**Aim**
Leave out the pictures and copy everything else below exactly.

'''

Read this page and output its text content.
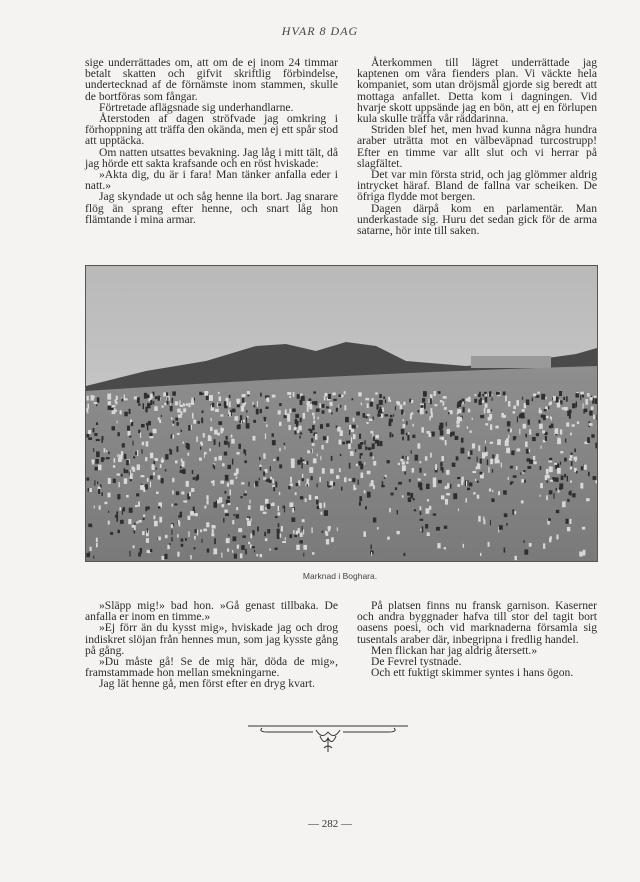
HVAR 8 DAG

sige underrättades om, att om de ej inom 24 timmar betalt skatten och gifvit skriftlig förbindelse, undertecknad af de förnämste inom stammen, skulle de bortföras som fångar.

Förtretade aflägsnade sig underhandlarne.

Återstoden af dagen ströfvade jag omkring i förhoppning att träffa den okända, men ej ett spår stod att upptäcka.

Om natten utsattes bevakning. Jag låg i mitt tält, då jag hörde ett sakta krafsande och en röst hviskade:

»Akta dig, du är i fara! Man tänker anfalla eder i natt.»

Jag skyndade ut och såg henne ila bort. Jag snarare flög än sprang efter henne, och snart låg hon flämtande i mina armar.

Återkommen till lägret underrättade jag kaptenen om våra fienders plan. Vi väckte hela kompaniet, som utan dröjsmål gjorde sig beredt att mottaga anfallet. Detta kom i dagningen. Vid hvarje skott uppsände jag en bön, att ej en förlupen kula skulle träffa vår räddarinna.

Striden blef het, men hvad kunna några hundra araber uträtta mot en välbeväpnad turcostrupp! Efter en timme var allt slut och vi herrar på slagfältet.

Det var min första strid, och jag glömmer aldrig intrycket häraf. Bland de fallna var scheiken. De öfriga flydde mot bergen.

Dagen därpå kom en parlamentär. Man underkastade sig. Huru det sedan gick för de arma satarne, hör inte till saken.

Marknad i Boghara.

»Släpp mig!» bad hon. »Gå genast tillbaka. De anfalla er inom en timme.»

»Ej förr än du kysst mig», hviskade jag och drog indiskret slöjan från hennes mun, som jag kysste gång på gång.

»Du måste gå! Se de mig här, döda de mig», framstammade hon mellan smekningarne.

Jag lät henne gå, men först efter en dryg kvart.

På platsen finns nu fransk garnison. Kaserner och andra byggnader hafva till stor del tagit bort oasens poesi, och vid marknaderna församla sig tusentals araber där, inbegripna i fredlig handel.

Men flickan har jag aldrig återsett.»

De Fevrel tystnade.

Och ett fuktigt skimmer syntes i hans ögon.

— 282 —
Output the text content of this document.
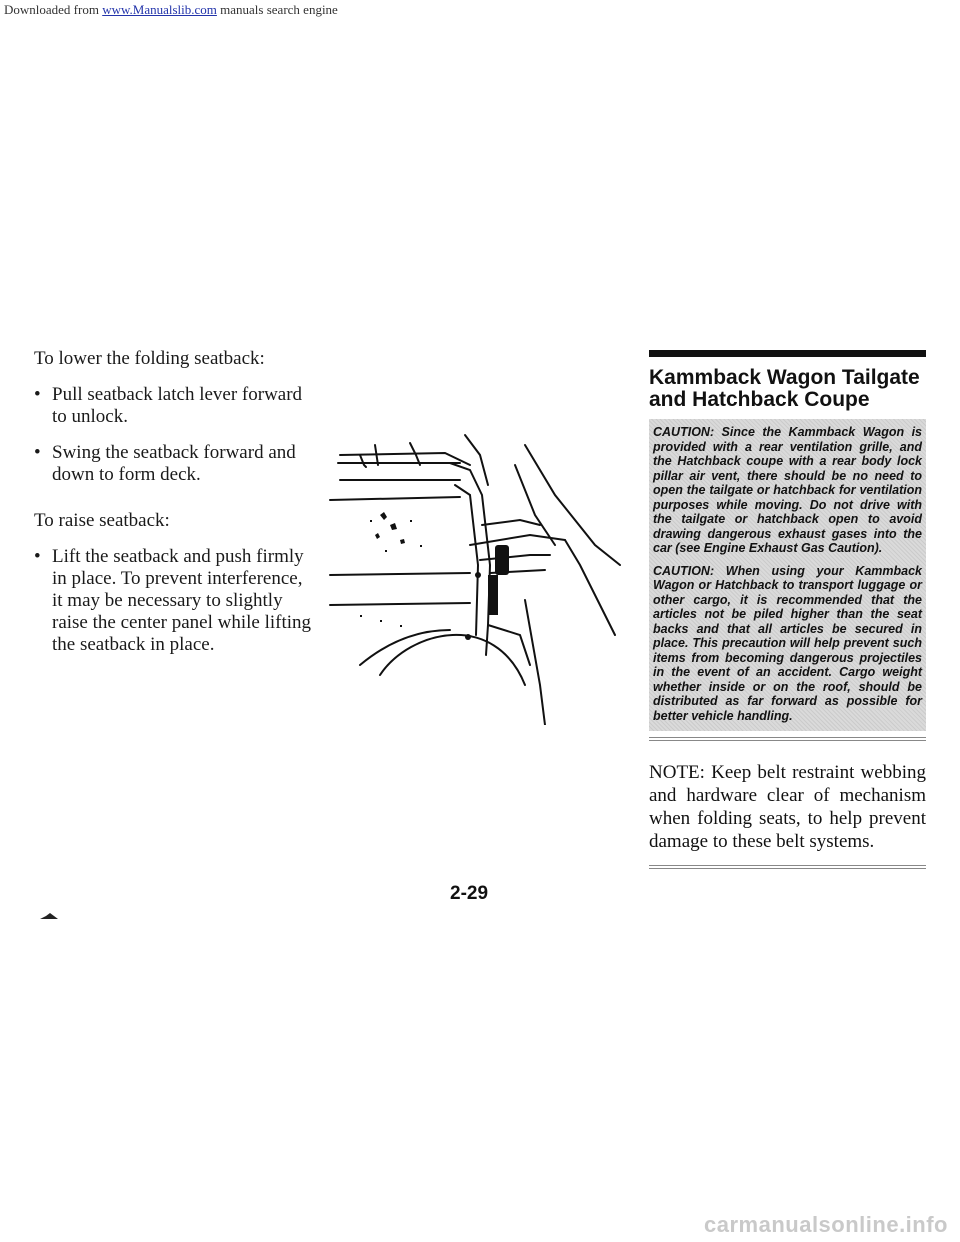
Downloaded from www.Manualslib.com manuals search engine

To lower the folding seatback:

• Pull seatback latch lever forward to unlock.
• Swing the seatback forward and down to form deck.

To raise seatback:

• Lift the seatback and push firmly in place. To prevent interference, it may be necessary to slightly raise the center panel while lifting the seatback in place.
Kammback Wagon Tailgate and Hatchback Coupe

CAUTION: Since the Kammback Wagon is provided with a rear ventilation grille, and the Hatchback coupe with a rear body lock pillar air vent, there should be no need to open the tailgate or hatchback for ventilation purposes while moving. Do not drive with the tailgate or hatchback open to avoid drawing dangerous exhaust gases into the car (see Engine Exhaust Gas Caution).

CAUTION: When using your Kammback Wagon or Hatchback to transport luggage or other cargo, it is recommended that the articles not be piled higher than the seat backs and that all articles be secured in place. This precaution will help prevent such items from becoming dangerous projectiles in the event of an accident. Cargo weight whether inside or on the roof, should be distributed as far forward as possible for better vehicle handling.

NOTE: Keep belt restraint webbing and hardware clear of mechanism when folding seats, to help prevent damage to these belt systems.
2-29
carmanualsonline.info
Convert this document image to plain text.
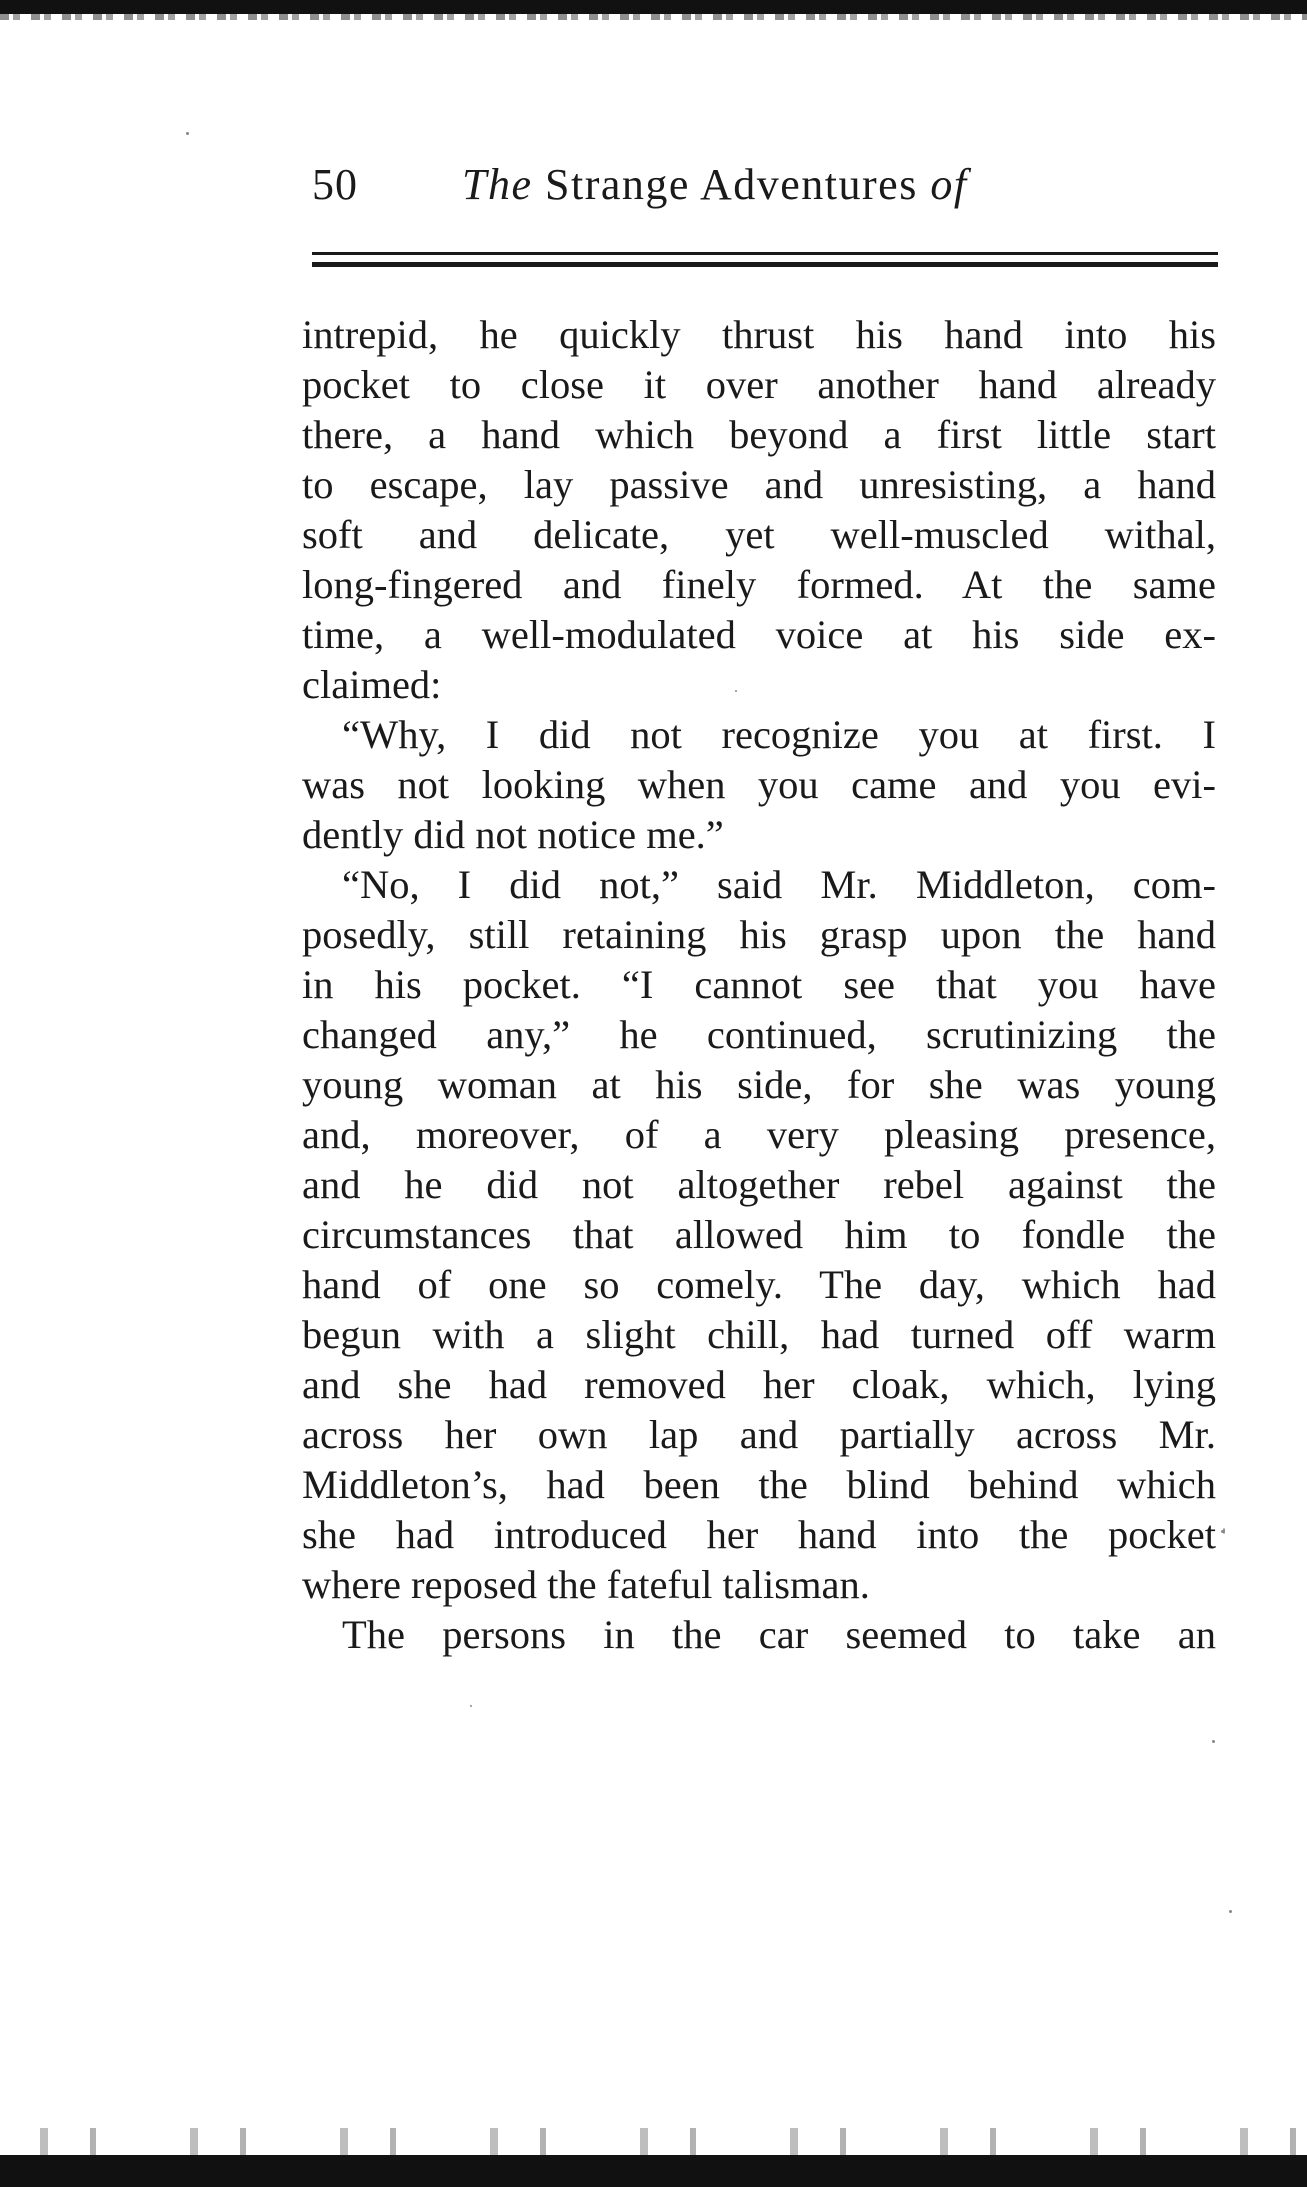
50 The Strange Adventures of
intrepid, he quickly thrust his hand into his
pocket to close it over another hand already
there, a hand which beyond a first little start
to escape, lay passive and unresisting, a hand
soft and delicate, yet well-muscled withal,
long-fingered and finely formed. At the same
time, a well-modulated voice at his side ex-
claimed:
“Why, I did not recognize you at first. I
was not looking when you came and you evi-
dently did not notice me.”
“No, I did not,” said Mr. Middleton, com-
posedly, still retaining his grasp upon the hand
in his pocket. “I cannot see that you have
changed any,” he continued, scrutinizing the
young woman at his side, for she was young
and, moreover, of a very pleasing presence,
and he did not altogether rebel against the
circumstances that allowed him to fondle the
hand of one so comely. The day, which had
begun with a slight chill, had turned off warm
and she had removed her cloak, which, lying
across her own lap and partially across Mr.
Middleton’s, had been the blind behind which
she had introduced her hand into the pocket
where reposed the fateful talisman.
The persons in the car seemed to take an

'''

**Written solution**
Read this page and output its text content.
HVAR 8 DAG

sige underrättades om, att om de ej inom 24 timmar betalt skatten och gifvit skriftlig förbindelse, undertecknad af de förnämste inom stammen, skulle de bortföras som fångar.

Förtretade aflägsnade sig underhandlarne.

Återstoden af dagen ströfvade jag omkring i förhoppning att träffa den okända, men ej ett spår stod att upptäcka.

Om natten utsattes bevakning. Jag låg i mitt tält, då jag hörde ett sakta krafsande och en röst hviskade:

»Akta dig, du är i fara! Man tänker anfalla eder i natt.»

Jag skyndade ut och såg henne ila bort. Jag snarare flög än sprang efter henne, och snart låg hon flämtande i mina armar.

Återkommen till lägret underrättade jag kaptenen om våra fienders plan. Vi väckte hela kompaniet, som utan dröjsmål gjorde sig beredt att mottaga anfallet. Detta kom i dagningen. Vid hvarje skott uppsände jag en bön, att ej en förlupen kula skulle träffa vår räddarinna.

Striden blef het, men hvad kunna några hundra araber uträtta mot en välbeväpnad turcostrupp! Efter en timme var allt slut och vi herrar på slagfältet.

Det var min första strid, och jag glömmer aldrig intrycket häraf. Bland de fallna var scheiken. De öfriga flydde mot bergen.

Dagen därpå kom en parlamentär. Man underkastade sig. Huru det sedan gick för de arma satarne, hör inte till saken.

Marknad i Boghara.

»Släpp mig!» bad hon. »Gå genast tillbaka. De anfalla er inom en timme.»

»Ej förr än du kysst mig», hviskade jag och drog indiskret slöjan från hennes mun, som jag kysste gång på gång.

»Du måste gå! Se de mig här, döda de mig», framstammade hon mellan smekningarne.

Jag lät henne gå, men först efter en dryg kvart.

På platsen finns nu fransk garnison. Kaserner och andra byggnader hafva till stor del tagit bort oasens poesi, och vid marknaderna församla sig tusentals araber där, inbegripna i fredlig handel.

Men flickan har jag aldrig återsett.»

De Fevrel tystnade.

Och ett fuktigt skimmer syntes i hans ögon.

— 282 —
Output the text content of this document.
Downloaded from www.Manualslib.com manuals search engine

To lower the folding seatback:

• Pull seatback latch lever forward to unlock.
• Swing the seatback forward and down to form deck.

To raise seatback:

• Lift the seatback and push firmly in place. To prevent interference, it may be necessary to slightly raise the center panel while lifting the seatback in place.
Kammback Wagon Tailgate and Hatchback Coupe

CAUTION: Since the Kammback Wagon is provided with a rear ventilation grille, and the Hatchback coupe with a rear body lock pillar air vent, there should be no need to open the tailgate or hatchback for ventilation purposes while moving. Do not drive with the tailgate or hatchback open to avoid drawing dangerous exhaust gases into the car (see Engine Exhaust Gas Caution).

CAUTION: When using your Kammback Wagon or Hatchback to transport luggage or other cargo, it is recommended that the articles not be piled higher than the seat backs and that all articles be secured in place. This precaution will help prevent such items from becoming dangerous projectiles in the event of an accident. Cargo weight whether inside or on the roof, should be distributed as far forward as possible for better vehicle handling.

NOTE: Keep belt restraint webbing and hardware clear of mechanism when folding seats, to help prevent damage to these belt systems.
2-29
carmanualsonline.info
Convert this document image to plain text.
50 The Strange Adventures of
intrepid, he quickly thrust his hand into his
pocket to close it over another hand already
there, a hand which beyond a first little start
to escape, lay passive and unresisting, a hand
soft and delicate, yet well-muscled withal,
long-fingered and finely formed. At the same
time, a well-modulated voice at his side ex-
claimed:
“Why, I did not recognize you at first. I
was not looking when you came and you evi-
dently did not notice me.”
“No, I did not,” said Mr. Middleton, com-
posedly, still retaining his grasp upon the hand
in his pocket. “I cannot see that you have
changed any,” he continued, scrutinizing the
young woman at his side, for she was young
and, moreover, of a very pleasing presence,
and he did not altogether rebel against the
circumstances that allowed him to fondle the
hand of one so comely. The day, which had
begun with a slight chill, had turned off warm
and she had removed her cloak, which, lying
across her own lap and partially across Mr.
Middleton’s, had been the blind behind which
she had introduced her hand into the pocket
where reposed the fateful talisman.
The persons in the car seemed to take an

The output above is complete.